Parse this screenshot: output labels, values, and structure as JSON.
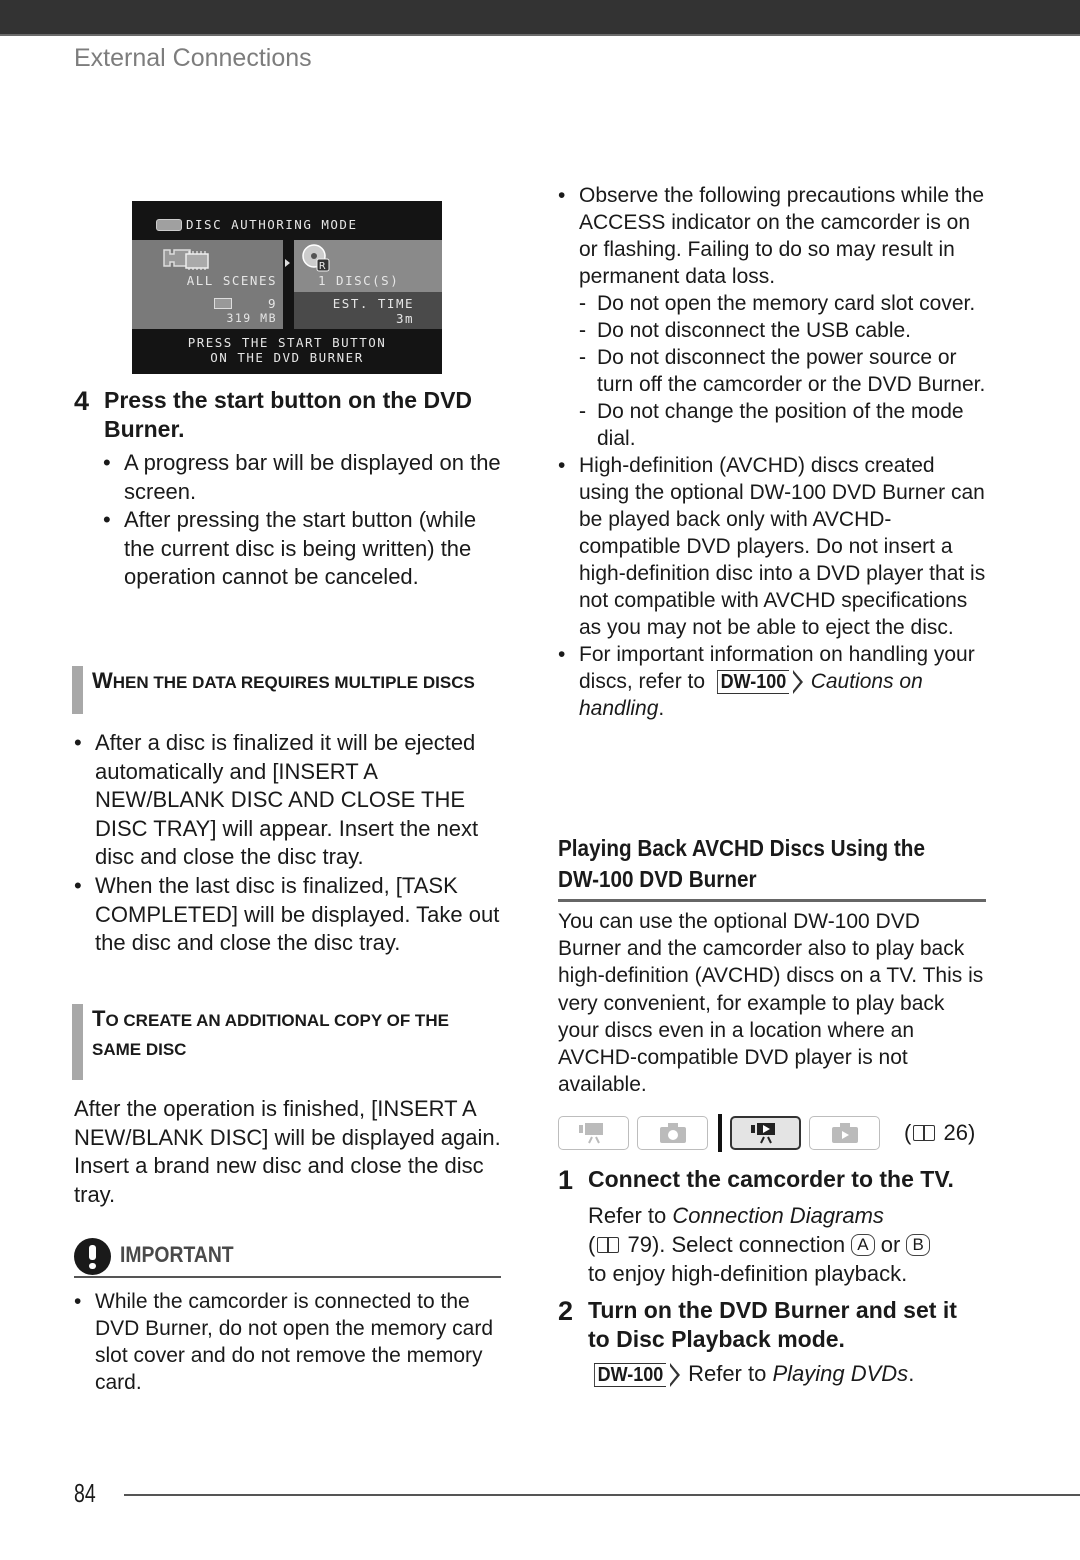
{
  "header": {
    "section_title": "External Connections"
  },
  "lcd_screen": {
    "title": "DISC AUTHORING MODE",
    "source_label": "ALL SCENES",
    "scene_count": "9",
    "data_size": "319 MB",
    "disc_count_label": "1 DISC(S)",
    "est_time_label": "EST. TIME",
    "est_time_value": "3m",
    "instruction_line1": "PRESS THE START BUTTON",
    "instruction_line2": "ON THE DVD BURNER"
  },
  "left_column": {
    "step4": {
      "number": "4",
      "title_line1": "Press the start button on the DVD",
      "title_line2": "Burner.",
      "bullets": [
        "A progress bar will be displayed on the screen.",
        "After pressing the start button (while the current disc is being written) the operation cannot be canceled."
      ]
    },
    "multiple_discs": {
      "heading_cap": "W",
      "heading_rest": "HEN THE DATA REQUIRES MULTIPLE DISCS",
      "bullets": [
        "After a disc is finalized it will be ejected automatically and [INSERT A NEW/BLANK DISC AND CLOSE THE DISC TRAY] will appear. Insert the next disc and close the disc tray.",
        "When the last disc is finalized, [TASK COMPLETED] will be displayed. Take out the disc and close the disc tray."
      ]
    },
    "additional_copy": {
      "heading_cap": "T",
      "heading_rest_line1": "O CREATE AN ADDITIONAL COPY OF THE",
      "heading_line2": "SAME DISC",
      "body": "After the operation is finished, [INSERT A NEW/BLANK DISC] will be displayed again. Insert a brand new disc and close the disc tray."
    },
    "important": {
      "label": "IMPORTANT",
      "bullets": [
        "While the camcorder is connected to the DVD Burner, do not open the memory card slot cover and do not remove the memory card."
      ]
    }
  },
  "right_column": {
    "precautions": {
      "intro": "Observe the following precautions while the ACCESS indicator on the camcorder is on or flashing. Failing to do so may result in permanent data loss.",
      "items": [
        "Do not open the memory card slot cover.",
        "Do not disconnect the USB cable.",
        "Do not disconnect the power source or turn off the camcorder or the DVD Burner.",
        "Do not change the position of the mode dial."
      ]
    },
    "avchd_note": "High-definition (AVCHD) discs created using the optional DW-100 DVD Burner can be played back only with AVCHD-compatible DVD players. Do not insert a high-definition disc into a DVD player that is not compatible with AVCHD specifications as you may not be able to eject the disc.",
    "handling_note": {
      "prefix": "For important information on handling your discs, refer to",
      "badge": "DW-100",
      "italic": "Cautions on handling",
      "suffix": "."
    },
    "playback_section": {
      "heading_line1": "Playing Back AVCHD Discs Using the",
      "heading_line2": "DW-100 DVD Burner",
      "intro": "You can use the optional DW-100 DVD Burner and the camcorder also to play back high-definition (AVCHD) discs on a TV. This is very convenient, for example to play back your discs even in a location where an AVCHD-compatible DVD player is not available.",
      "modes": [
        {
          "name": "movie-record-mode",
          "icon": "video-camera-icon",
          "active": false
        },
        {
          "name": "photo-record-mode",
          "icon": "camera-icon",
          "active": false
        },
        {
          "name": "movie-playback-mode",
          "icon": "video-play-icon",
          "active": true
        },
        {
          "name": "photo-playback-mode",
          "icon": "photo-play-icon",
          "active": false
        }
      ],
      "mode_page_ref": "26",
      "step1": {
        "number": "1",
        "title": "Connect the camcorder to the TV.",
        "refer_prefix": "Refer to",
        "refer_italic": "Connection Diagrams",
        "page_ref": "79",
        "select_text": "). Select connection",
        "conn_a": "A",
        "or_text": "or",
        "conn_b": "B",
        "tail": "to enjoy high-definition playback."
      },
      "step2": {
        "number": "2",
        "title_line1": "Turn on the DVD Burner and set it",
        "title_line2": "to Disc Playback mode.",
        "badge": "DW-100",
        "refer_prefix": "Refer to",
        "refer_italic": "Playing DVDs",
        "suffix": "."
      }
    }
  },
  "footer": {
    "page_number": "84"
  }
}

EXERCISE DESCRIPTION —
Return each line of the data, keeping its wording exact and omitting pictures.

FULL OUTPUT —
Parse this screenshot: output labels, values, and structure as JSON.
{
  "header": {
    "section_title": "External Connections"
  },
  "lcd_screen": {
    "title": "DISC AUTHORING MODE",
    "source_label": "ALL SCENES",
    "scene_count": "9",
    "data_size": "319 MB",
    "disc_count_label": "1 DISC(S)",
    "est_time_label": "EST. TIME",
    "est_time_value": "3m",
    "instruction_line1": "PRESS THE START BUTTON",
    "instruction_line2": "ON THE DVD BURNER"
  },
  "left_column": {
    "step4": {
      "number": "4",
      "title_line1": "Press the start button on the DVD",
      "title_line2": "Burner.",
      "bullets": [
        "A progress bar will be displayed on the screen.",
        "After pressing the start button (while the current disc is being written) the operation cannot be canceled."
      ]
    },
    "multiple_discs": {
      "heading_cap": "W",
      "heading_rest": "HEN THE DATA REQUIRES MULTIPLE DISCS",
      "bullets": [
        "After a disc is finalized it will be ejected automatically and [INSERT A NEW/BLANK DISC AND CLOSE THE DISC TRAY] will appear. Insert the next disc and close the disc tray.",
        "When the last disc is finalized, [TASK COMPLETED] will be displayed. Take out the disc and close the disc tray."
      ]
    },
    "additional_copy": {
      "heading_cap": "T",
      "heading_rest_line1": "O CREATE AN ADDITIONAL COPY OF THE",
      "heading_line2": "SAME DISC",
      "body": "After the operation is finished, [INSERT A NEW/BLANK DISC] will be displayed again. Insert a brand new disc and close the disc tray."
    },
    "important": {
      "label": "IMPORTANT",
      "bullets": [
        "While the camcorder is connected to the DVD Burner, do not open the memory card slot cover and do not remove the memory card."
      ]
    }
  },
  "right_column": {
    "precautions": {
      "intro": "Observe the following precautions while the ACCESS indicator on the camcorder is on or flashing. Failing to do so may result in permanent data loss.",
      "items": [
        "Do not open the memory card slot cover.",
        "Do not disconnect the USB cable.",
        "Do not disconnect the power source or turn off the camcorder or the DVD Burner.",
        "Do not change the position of the mode dial."
      ]
    },
    "avchd_note": "High-definition (AVCHD) discs created using the optional DW-100 DVD Burner can be played back only with AVCHD-compatible DVD players. Do not insert a high-definition disc into a DVD player that is not compatible with AVCHD specifications as you may not be able to eject the disc.",
    "handling_note": {
      "prefix": "For important information on handling your discs, refer to",
      "badge": "DW-100",
      "italic": "Cautions on handling",
      "suffix": "."
    },
    "playback_section": {
      "heading_line1": "Playing Back AVCHD Discs Using the",
      "heading_line2": "DW-100 DVD Burner",
      "intro": "You can use the optional DW-100 DVD Burner and the camcorder also to play back high-definition (AVCHD) discs on a TV. This is very convenient, for example to play back your discs even in a location where an AVCHD-compatible DVD player is not available.",
      "modes": [
        {
          "name": "movie-record-mode",
          "icon": "video-camera-icon",
          "active": false
        },
        {
          "name": "photo-record-mode",
          "icon": "camera-icon",
          "active": false
        },
        {
          "name": "movie-playback-mode",
          "icon": "video-play-icon",
          "active": true
        },
        {
          "name": "photo-playback-mode",
          "icon": "photo-play-icon",
          "active": false
        }
      ],
      "mode_page_ref": "26",
      "step1": {
        "number": "1",
        "title": "Connect the camcorder to the TV.",
        "refer_prefix": "Refer to",
        "refer_italic": "Connection Diagrams",
        "page_ref": "79",
        "select_text": "). Select connection",
        "conn_a": "A",
        "or_text": "or",
        "conn_b": "B",
        "tail": "to enjoy high-definition playback."
      },
      "step2": {
        "number": "2",
        "title_line1": "Turn on the DVD Burner and set it",
        "title_line2": "to Disc Playback mode.",
        "badge": "DW-100",
        "refer_prefix": "Refer to",
        "refer_italic": "Playing DVDs",
        "suffix": "."
      }
    }
  },
  "footer": {
    "page_number": "84"
  }
}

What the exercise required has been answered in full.